(EXERCISE PROMPT)
Each line in the entries below that holds the string "this" is to be listed.
## Start INPUT ROWS
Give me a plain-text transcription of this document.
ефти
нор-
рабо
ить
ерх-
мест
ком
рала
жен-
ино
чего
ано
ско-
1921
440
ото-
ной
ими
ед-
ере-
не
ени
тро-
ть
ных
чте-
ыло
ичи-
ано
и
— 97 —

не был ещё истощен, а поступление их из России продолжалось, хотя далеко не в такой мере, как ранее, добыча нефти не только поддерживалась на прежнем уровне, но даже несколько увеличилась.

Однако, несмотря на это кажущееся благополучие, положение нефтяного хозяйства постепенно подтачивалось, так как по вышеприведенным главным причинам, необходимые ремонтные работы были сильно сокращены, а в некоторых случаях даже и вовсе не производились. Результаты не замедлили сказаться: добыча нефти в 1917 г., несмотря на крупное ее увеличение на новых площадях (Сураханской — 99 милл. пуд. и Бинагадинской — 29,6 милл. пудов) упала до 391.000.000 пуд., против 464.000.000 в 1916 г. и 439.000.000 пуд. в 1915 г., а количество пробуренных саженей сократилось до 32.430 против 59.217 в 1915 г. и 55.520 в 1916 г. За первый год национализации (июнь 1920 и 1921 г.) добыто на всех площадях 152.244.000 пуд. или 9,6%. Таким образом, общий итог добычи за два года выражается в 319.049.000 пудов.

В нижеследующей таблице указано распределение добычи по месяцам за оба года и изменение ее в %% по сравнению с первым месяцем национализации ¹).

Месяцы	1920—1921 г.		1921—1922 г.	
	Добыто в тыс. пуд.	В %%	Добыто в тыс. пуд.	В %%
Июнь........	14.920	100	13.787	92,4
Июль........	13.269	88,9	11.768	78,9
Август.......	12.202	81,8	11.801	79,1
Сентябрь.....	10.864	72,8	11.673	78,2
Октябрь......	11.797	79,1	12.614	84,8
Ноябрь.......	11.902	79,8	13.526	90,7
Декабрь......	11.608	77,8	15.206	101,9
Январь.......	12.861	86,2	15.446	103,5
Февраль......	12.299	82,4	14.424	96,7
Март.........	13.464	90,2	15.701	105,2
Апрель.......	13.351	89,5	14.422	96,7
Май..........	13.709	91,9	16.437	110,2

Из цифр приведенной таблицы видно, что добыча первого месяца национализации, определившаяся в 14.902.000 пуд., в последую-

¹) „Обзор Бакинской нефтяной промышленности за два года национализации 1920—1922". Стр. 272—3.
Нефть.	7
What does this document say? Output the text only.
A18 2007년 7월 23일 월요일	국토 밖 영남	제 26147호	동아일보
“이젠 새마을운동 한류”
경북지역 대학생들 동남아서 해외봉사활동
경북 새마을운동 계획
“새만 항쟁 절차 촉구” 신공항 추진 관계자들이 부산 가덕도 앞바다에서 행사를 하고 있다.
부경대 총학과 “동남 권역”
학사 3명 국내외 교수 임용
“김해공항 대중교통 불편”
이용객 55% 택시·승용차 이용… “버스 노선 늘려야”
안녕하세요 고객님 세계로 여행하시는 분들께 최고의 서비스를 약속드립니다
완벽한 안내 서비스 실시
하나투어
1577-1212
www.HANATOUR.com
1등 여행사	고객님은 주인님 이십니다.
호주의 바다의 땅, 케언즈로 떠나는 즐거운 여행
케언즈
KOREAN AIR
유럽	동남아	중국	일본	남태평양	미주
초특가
## End INPUT ROWS
(COMPLETE RESPONSE)
Give me a plain-text transcription of this document.
What does this document say? Output the text only.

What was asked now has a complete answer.